## TASK STATEMENT
Check every line below for the word "persatuan" and copy the ones that have it.

═══

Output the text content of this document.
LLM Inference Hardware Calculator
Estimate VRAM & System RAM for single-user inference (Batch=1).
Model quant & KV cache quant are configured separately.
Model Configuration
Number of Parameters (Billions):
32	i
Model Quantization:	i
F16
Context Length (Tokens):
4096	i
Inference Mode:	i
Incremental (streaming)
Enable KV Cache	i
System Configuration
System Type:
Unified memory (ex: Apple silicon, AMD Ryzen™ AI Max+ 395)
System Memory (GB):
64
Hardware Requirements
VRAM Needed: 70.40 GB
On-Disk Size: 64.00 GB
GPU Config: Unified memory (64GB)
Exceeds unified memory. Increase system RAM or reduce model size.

═══

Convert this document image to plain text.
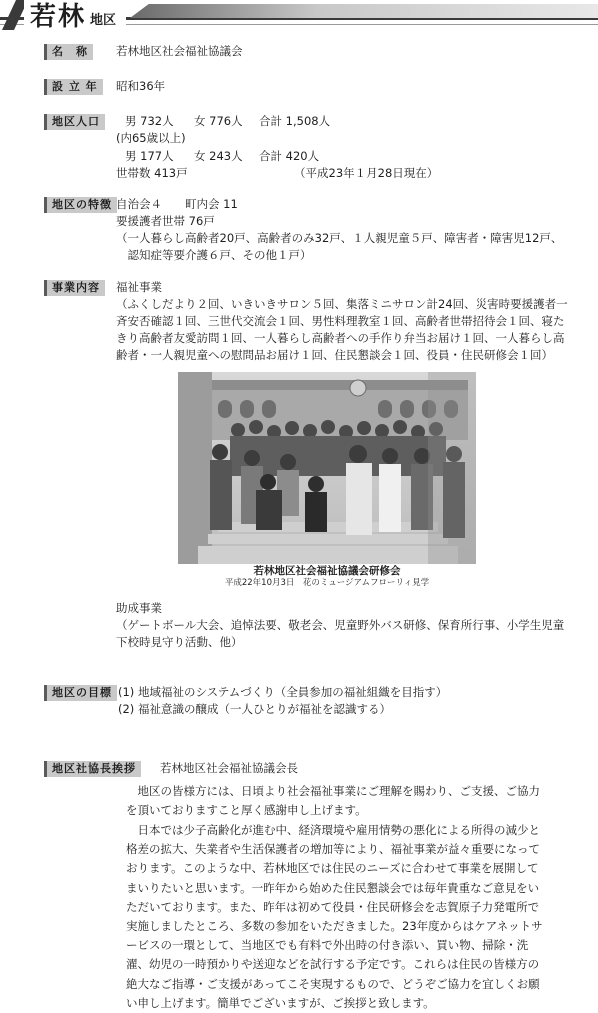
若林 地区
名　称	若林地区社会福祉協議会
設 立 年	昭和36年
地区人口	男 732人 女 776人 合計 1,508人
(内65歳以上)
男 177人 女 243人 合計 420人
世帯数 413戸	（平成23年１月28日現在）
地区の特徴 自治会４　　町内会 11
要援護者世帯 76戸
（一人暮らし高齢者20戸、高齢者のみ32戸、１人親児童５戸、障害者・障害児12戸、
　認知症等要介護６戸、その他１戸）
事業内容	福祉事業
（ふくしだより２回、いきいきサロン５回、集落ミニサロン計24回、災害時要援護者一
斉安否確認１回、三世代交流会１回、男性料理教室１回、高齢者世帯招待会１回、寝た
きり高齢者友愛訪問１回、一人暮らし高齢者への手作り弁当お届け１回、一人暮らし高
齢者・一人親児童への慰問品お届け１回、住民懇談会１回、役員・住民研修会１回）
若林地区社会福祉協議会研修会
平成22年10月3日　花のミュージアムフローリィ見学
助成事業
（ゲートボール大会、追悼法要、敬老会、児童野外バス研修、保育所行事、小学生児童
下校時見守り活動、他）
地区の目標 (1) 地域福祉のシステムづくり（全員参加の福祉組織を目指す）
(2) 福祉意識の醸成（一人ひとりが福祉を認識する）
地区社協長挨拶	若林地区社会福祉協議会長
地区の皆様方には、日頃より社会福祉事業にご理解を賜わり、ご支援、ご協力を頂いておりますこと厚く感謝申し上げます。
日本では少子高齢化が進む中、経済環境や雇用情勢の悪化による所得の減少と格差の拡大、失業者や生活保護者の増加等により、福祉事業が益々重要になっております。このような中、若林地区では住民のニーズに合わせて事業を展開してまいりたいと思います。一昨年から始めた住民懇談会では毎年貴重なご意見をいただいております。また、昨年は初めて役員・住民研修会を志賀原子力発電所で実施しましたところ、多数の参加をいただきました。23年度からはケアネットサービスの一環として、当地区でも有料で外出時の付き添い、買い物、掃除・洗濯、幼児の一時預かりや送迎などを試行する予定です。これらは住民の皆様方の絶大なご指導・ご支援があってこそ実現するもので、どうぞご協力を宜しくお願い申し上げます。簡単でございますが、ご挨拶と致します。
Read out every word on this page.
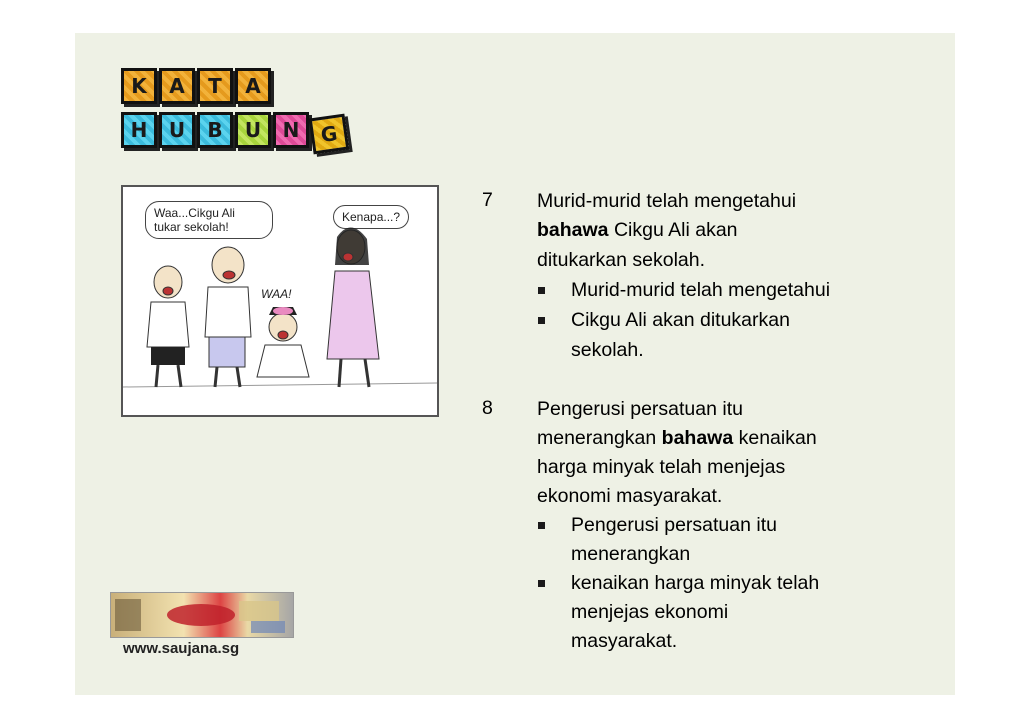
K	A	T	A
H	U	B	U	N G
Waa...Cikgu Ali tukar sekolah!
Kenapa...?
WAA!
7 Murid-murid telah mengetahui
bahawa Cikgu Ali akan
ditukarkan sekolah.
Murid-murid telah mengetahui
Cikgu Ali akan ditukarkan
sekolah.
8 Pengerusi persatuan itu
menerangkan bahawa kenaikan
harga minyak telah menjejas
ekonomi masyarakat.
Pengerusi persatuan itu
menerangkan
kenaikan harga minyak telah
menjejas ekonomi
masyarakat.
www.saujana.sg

═══

## RESPONSE TO THIS EXERCISE
8 Pengerusi persatuan itu
Pengerusi persatuan itu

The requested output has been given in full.